** Start of Provided data **

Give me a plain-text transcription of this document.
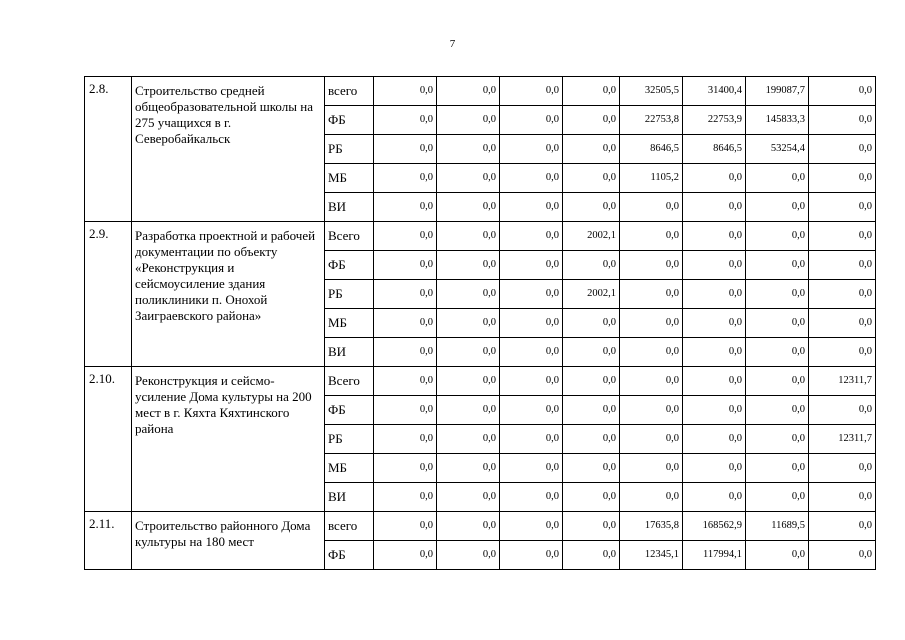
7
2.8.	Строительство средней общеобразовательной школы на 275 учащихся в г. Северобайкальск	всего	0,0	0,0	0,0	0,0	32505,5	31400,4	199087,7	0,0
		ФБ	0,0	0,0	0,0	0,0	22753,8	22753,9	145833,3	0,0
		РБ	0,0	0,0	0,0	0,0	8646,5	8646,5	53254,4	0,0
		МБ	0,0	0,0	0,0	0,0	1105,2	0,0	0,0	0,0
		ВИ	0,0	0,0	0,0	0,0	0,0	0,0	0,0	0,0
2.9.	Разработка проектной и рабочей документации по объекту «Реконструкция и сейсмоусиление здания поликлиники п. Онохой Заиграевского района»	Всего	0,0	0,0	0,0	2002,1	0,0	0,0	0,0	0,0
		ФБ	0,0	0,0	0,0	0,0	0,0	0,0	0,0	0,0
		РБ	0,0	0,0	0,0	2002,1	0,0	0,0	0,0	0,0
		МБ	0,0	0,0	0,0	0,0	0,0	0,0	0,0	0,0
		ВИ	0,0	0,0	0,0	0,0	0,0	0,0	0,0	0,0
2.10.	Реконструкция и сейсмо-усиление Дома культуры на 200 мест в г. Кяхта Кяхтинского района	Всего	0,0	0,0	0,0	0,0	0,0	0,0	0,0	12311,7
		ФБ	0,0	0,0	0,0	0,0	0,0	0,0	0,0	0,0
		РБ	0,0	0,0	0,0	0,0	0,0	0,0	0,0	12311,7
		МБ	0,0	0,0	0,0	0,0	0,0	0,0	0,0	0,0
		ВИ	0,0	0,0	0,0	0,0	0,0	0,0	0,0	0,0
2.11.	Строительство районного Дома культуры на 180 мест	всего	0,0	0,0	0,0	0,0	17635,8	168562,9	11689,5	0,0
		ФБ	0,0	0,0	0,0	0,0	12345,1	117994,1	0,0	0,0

** End of Provided data **
** Start of Provided data **

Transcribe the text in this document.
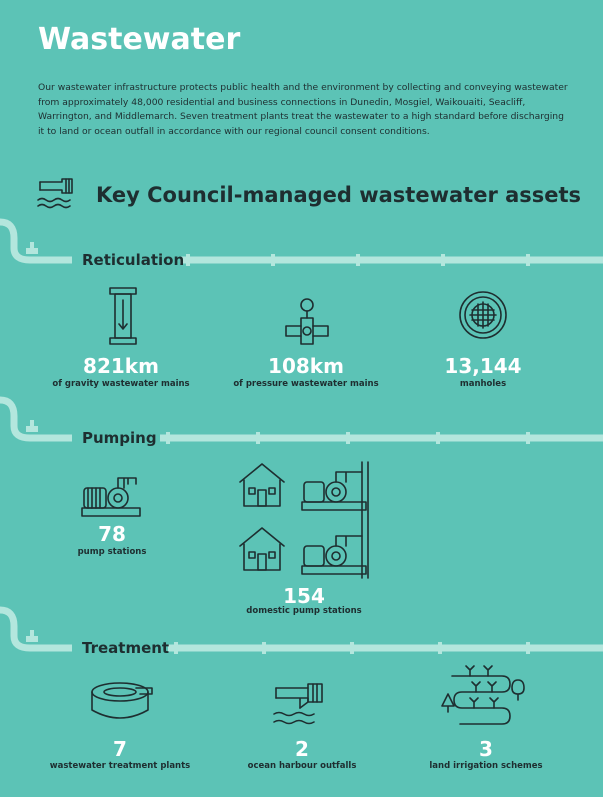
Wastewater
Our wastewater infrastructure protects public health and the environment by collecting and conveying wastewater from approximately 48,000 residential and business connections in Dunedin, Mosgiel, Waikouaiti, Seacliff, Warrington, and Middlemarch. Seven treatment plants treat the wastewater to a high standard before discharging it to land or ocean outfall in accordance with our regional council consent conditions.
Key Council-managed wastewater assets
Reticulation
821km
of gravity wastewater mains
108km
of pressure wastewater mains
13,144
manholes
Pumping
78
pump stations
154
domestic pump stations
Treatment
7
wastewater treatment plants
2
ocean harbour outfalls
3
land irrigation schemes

** End of Provided data **

### Goal of the exercise
Copy out every line with the word "мест".

### Response
2.10.	Реконструкция и сейсмо-усиление Дома культуры на 200 мест в г. Кяхта Кяхтинского района	Всего	0,0	0,0	0,0	0,0	0,0	0,0	0,0	12311,7
2.11.	Строительство районного Дома культуры на 180 мест	всего	0,0	0,0	0,0	0,0	17635,8	168562,9	11689,5	0,0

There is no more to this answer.